-- Extracted data follows --

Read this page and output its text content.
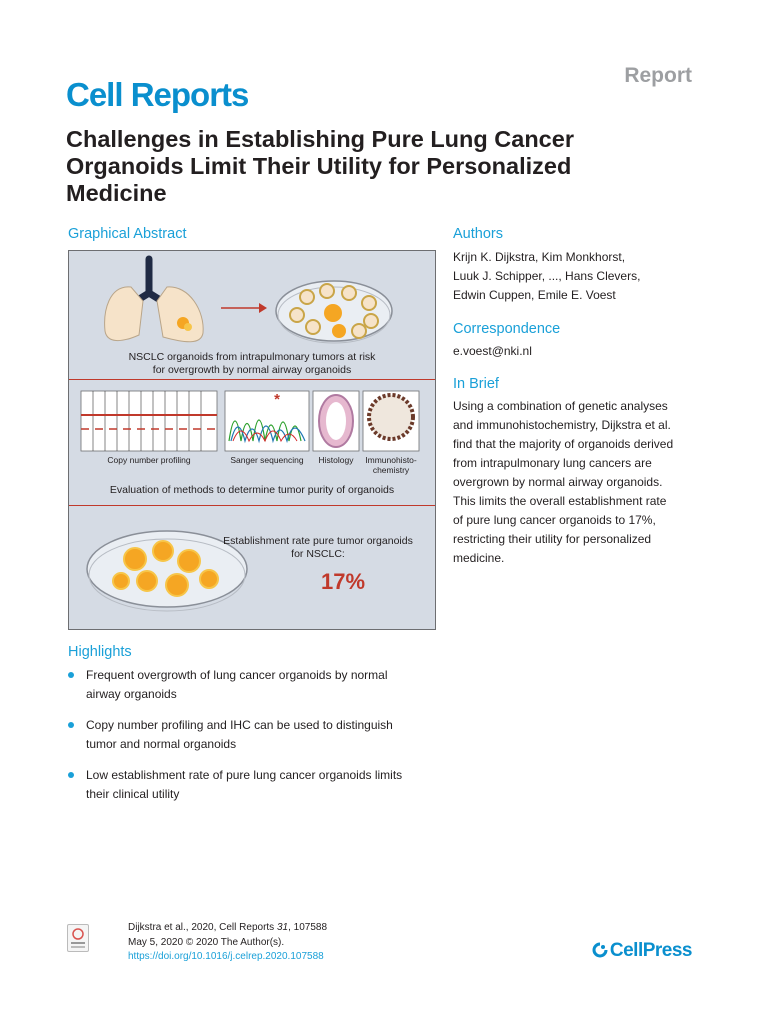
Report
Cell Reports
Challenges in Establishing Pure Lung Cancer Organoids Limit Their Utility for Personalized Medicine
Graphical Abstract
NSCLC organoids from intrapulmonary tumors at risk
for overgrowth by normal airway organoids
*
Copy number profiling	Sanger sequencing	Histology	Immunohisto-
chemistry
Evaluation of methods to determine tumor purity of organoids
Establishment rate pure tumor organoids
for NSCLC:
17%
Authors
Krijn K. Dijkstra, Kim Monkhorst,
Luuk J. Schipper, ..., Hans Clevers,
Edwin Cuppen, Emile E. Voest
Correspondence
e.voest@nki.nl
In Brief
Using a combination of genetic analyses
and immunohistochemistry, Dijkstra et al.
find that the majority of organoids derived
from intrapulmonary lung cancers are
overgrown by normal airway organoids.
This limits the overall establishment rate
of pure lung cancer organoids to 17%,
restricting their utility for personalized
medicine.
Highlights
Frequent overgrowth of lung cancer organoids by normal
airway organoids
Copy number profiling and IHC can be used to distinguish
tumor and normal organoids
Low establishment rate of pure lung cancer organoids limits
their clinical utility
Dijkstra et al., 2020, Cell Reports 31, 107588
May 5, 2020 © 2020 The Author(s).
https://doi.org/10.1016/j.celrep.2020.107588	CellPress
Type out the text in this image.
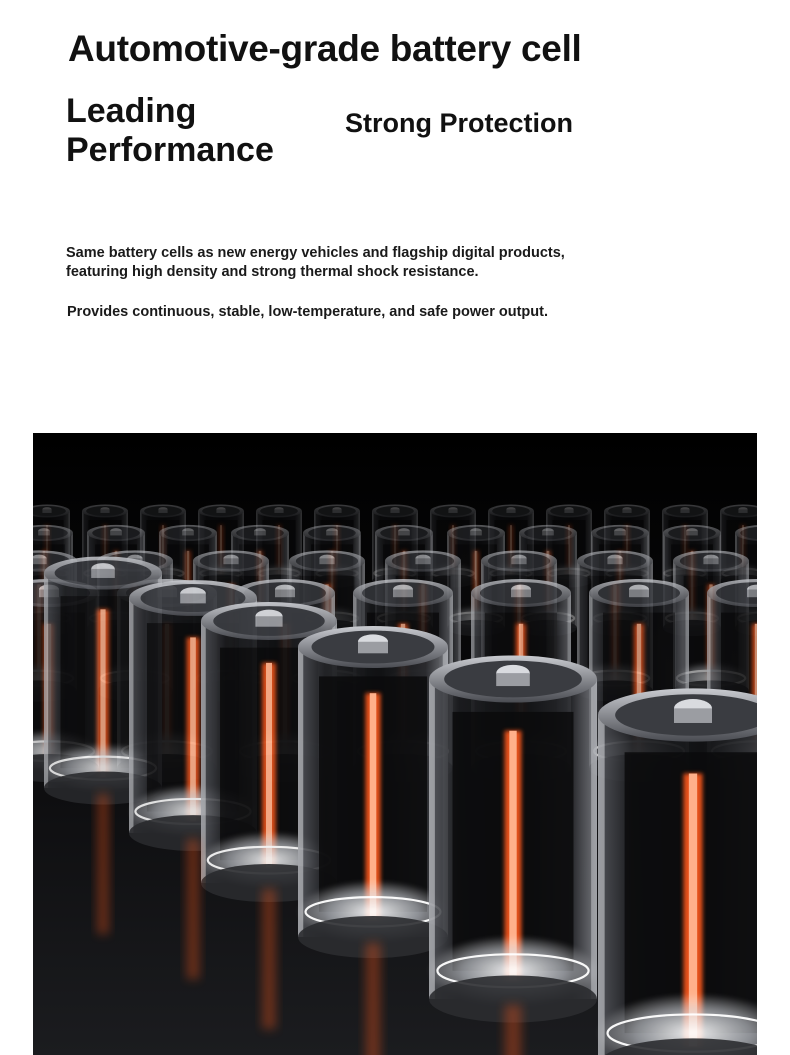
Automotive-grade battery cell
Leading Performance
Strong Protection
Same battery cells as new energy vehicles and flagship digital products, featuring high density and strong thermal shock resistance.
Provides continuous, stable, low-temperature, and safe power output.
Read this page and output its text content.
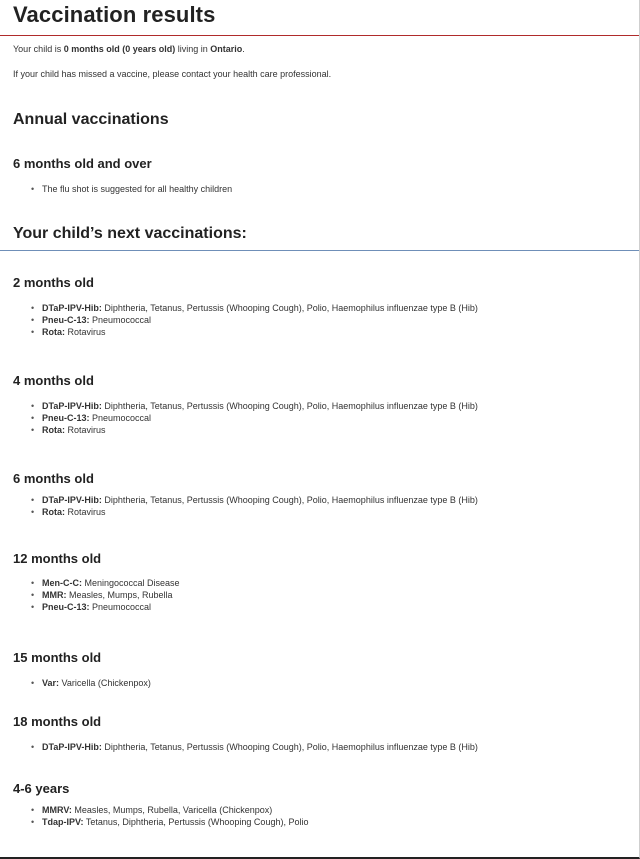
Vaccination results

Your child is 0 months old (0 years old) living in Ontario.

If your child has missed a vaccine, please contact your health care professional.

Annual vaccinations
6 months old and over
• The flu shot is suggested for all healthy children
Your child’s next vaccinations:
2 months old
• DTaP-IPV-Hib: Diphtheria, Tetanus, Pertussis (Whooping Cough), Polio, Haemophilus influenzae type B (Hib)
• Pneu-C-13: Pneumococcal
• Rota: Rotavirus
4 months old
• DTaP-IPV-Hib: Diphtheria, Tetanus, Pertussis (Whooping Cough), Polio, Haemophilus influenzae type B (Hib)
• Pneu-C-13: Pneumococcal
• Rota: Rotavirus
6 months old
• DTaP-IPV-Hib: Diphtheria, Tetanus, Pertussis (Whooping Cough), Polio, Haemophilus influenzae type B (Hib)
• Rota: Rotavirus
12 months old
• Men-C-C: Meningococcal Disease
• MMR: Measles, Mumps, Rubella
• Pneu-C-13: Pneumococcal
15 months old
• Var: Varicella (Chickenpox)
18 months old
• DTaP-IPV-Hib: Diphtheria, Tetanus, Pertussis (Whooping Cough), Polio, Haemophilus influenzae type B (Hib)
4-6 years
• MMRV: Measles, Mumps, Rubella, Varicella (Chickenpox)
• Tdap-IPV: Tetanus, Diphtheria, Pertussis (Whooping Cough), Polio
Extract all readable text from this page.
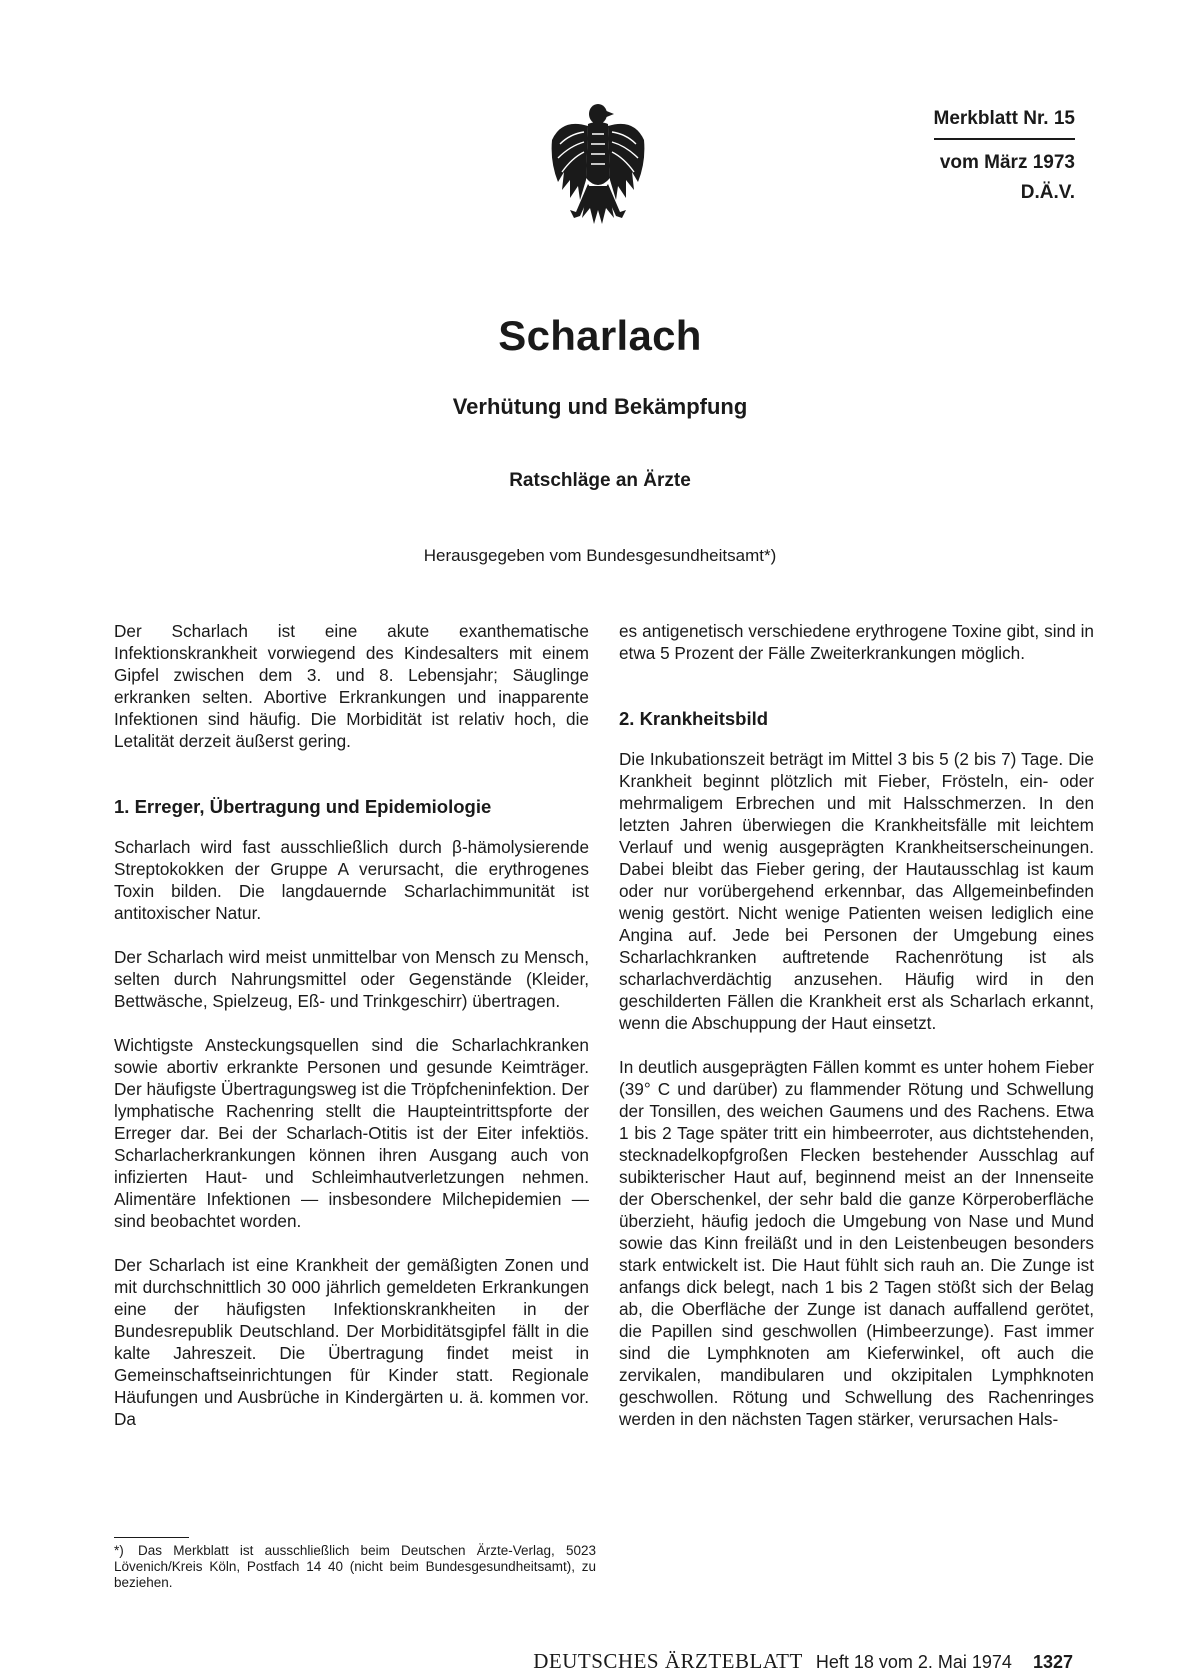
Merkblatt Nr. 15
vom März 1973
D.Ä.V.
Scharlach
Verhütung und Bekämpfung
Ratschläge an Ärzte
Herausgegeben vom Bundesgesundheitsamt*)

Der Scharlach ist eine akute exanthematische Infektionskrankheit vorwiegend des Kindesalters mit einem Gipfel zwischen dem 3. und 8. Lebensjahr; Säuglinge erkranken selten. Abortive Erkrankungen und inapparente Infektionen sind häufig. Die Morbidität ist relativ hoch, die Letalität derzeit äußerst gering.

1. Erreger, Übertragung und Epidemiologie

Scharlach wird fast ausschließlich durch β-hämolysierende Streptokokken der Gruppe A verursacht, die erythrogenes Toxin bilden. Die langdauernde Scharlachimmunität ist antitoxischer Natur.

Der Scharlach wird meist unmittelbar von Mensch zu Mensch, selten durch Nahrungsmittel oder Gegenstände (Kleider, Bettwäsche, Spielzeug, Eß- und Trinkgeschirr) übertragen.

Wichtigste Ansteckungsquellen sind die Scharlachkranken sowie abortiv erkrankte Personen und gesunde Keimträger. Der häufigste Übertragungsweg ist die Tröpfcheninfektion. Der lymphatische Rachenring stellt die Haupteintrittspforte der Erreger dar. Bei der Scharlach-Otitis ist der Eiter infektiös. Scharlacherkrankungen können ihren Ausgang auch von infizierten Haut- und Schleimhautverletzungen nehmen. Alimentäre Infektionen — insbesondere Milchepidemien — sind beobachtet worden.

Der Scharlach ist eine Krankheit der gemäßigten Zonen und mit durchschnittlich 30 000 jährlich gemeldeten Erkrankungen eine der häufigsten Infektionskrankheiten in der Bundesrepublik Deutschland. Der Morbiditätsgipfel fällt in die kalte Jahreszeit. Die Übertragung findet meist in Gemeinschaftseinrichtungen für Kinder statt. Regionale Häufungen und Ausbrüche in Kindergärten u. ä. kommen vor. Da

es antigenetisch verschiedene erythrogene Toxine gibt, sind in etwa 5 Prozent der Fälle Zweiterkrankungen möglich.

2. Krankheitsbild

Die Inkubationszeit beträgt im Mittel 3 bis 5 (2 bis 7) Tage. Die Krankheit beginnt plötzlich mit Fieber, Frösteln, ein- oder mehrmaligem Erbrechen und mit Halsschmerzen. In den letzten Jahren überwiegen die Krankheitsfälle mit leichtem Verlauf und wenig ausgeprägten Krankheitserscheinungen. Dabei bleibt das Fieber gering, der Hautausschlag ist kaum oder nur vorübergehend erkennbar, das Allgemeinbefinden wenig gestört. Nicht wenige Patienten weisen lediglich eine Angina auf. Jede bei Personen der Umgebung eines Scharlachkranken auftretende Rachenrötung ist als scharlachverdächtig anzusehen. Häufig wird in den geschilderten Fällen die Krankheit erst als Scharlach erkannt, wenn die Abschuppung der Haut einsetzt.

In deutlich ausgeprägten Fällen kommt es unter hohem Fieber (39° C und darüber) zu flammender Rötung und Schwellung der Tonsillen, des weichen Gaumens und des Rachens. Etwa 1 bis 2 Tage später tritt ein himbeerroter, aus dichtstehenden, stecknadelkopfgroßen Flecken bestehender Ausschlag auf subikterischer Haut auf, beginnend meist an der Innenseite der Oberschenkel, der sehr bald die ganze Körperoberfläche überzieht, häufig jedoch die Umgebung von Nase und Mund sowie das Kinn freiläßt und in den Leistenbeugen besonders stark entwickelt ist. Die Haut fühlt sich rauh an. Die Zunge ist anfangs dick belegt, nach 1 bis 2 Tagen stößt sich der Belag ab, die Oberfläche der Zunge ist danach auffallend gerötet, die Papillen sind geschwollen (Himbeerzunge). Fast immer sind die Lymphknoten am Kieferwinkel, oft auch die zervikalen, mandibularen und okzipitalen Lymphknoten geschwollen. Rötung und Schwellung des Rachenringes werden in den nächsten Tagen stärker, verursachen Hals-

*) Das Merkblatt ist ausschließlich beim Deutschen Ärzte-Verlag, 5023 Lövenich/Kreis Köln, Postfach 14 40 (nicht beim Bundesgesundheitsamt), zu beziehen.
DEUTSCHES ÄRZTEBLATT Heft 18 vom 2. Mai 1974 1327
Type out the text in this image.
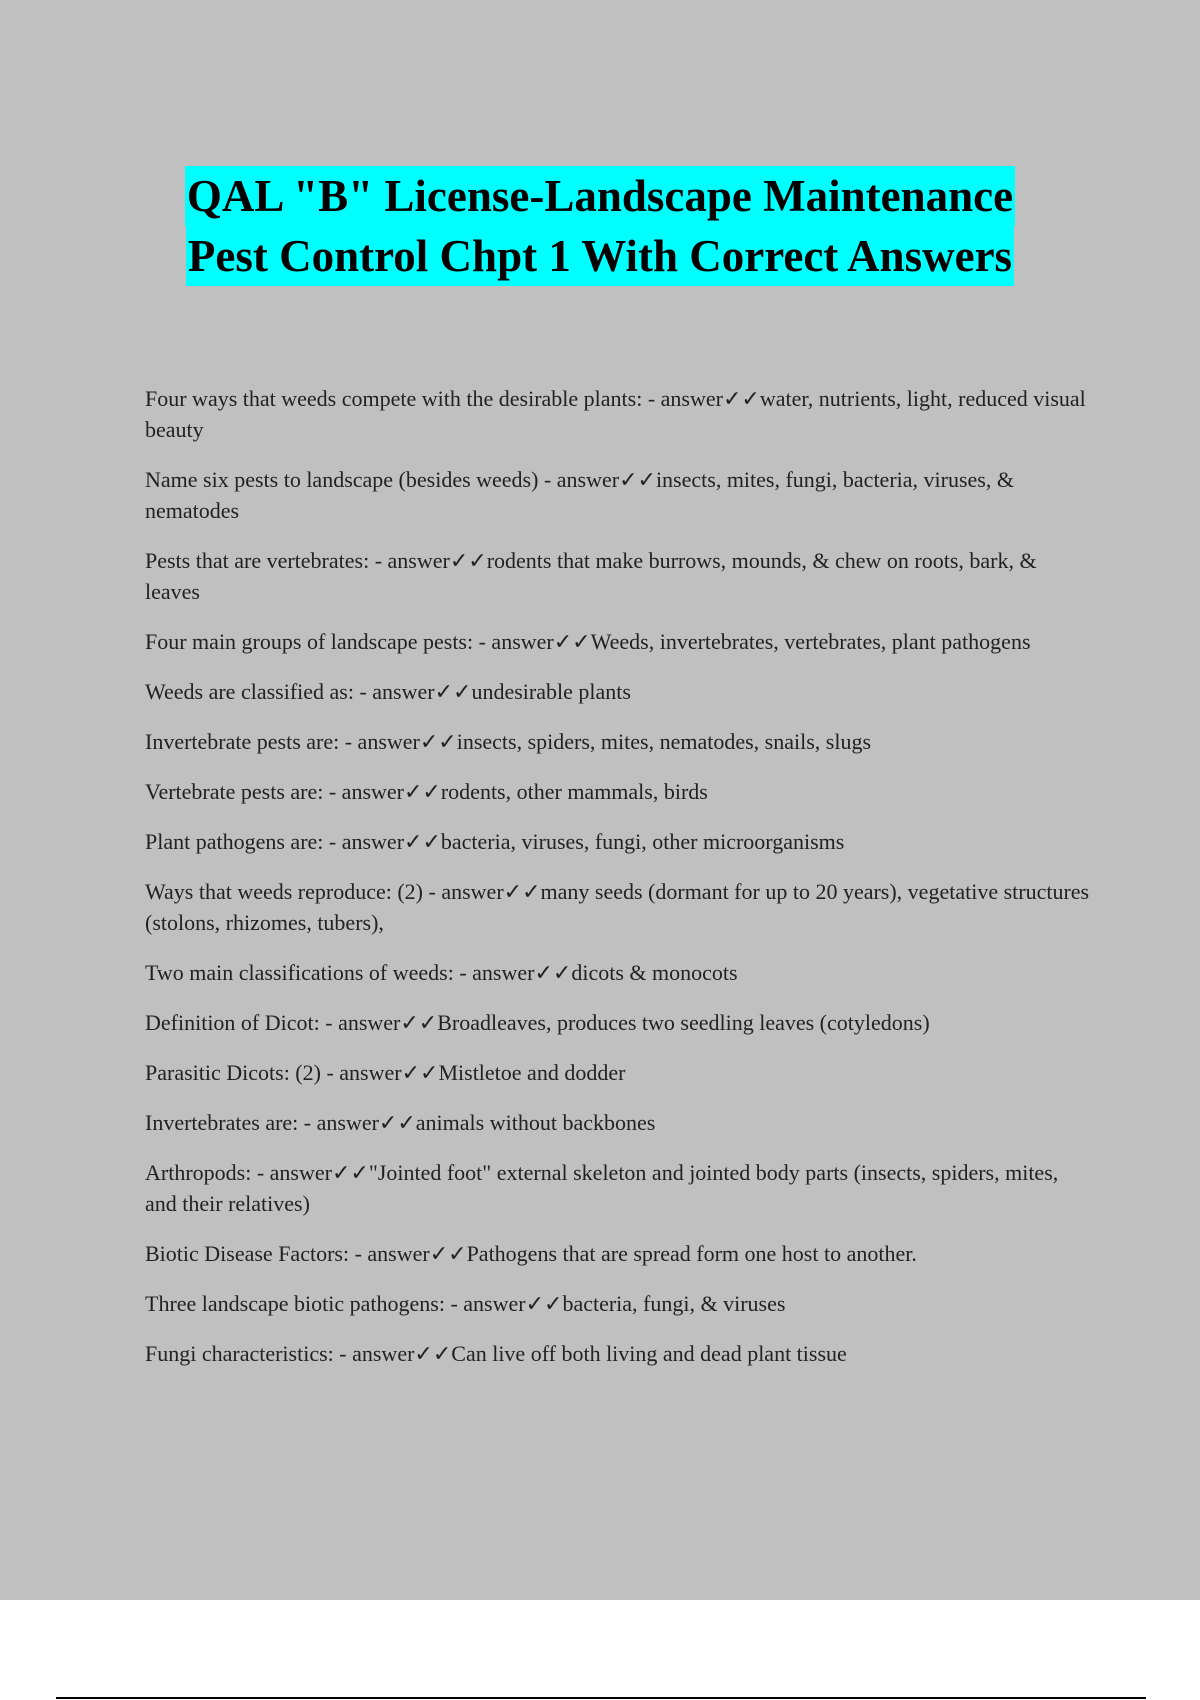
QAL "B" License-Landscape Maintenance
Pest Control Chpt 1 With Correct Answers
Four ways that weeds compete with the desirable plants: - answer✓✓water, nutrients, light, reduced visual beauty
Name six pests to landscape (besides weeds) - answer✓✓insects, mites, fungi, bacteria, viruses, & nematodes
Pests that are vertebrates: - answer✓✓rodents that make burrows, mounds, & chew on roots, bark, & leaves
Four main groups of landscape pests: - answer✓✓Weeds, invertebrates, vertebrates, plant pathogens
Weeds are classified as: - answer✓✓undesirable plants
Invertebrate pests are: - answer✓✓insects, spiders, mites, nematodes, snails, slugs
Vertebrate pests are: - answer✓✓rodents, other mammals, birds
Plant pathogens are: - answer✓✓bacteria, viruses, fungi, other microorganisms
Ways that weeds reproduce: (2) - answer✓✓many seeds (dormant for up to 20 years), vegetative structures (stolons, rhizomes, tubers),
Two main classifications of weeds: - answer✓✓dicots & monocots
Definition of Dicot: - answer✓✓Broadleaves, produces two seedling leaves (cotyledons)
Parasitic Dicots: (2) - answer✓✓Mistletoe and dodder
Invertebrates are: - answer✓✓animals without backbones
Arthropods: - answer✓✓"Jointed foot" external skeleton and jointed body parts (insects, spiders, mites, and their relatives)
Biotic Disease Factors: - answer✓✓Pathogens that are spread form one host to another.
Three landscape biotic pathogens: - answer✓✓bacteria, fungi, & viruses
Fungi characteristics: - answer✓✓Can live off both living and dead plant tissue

-- Extracted data concluded --

→ **Assigned task**
For each line above that has the word "bacteria", add one to a tally, and report the final tally alone.

→ **Your response**
3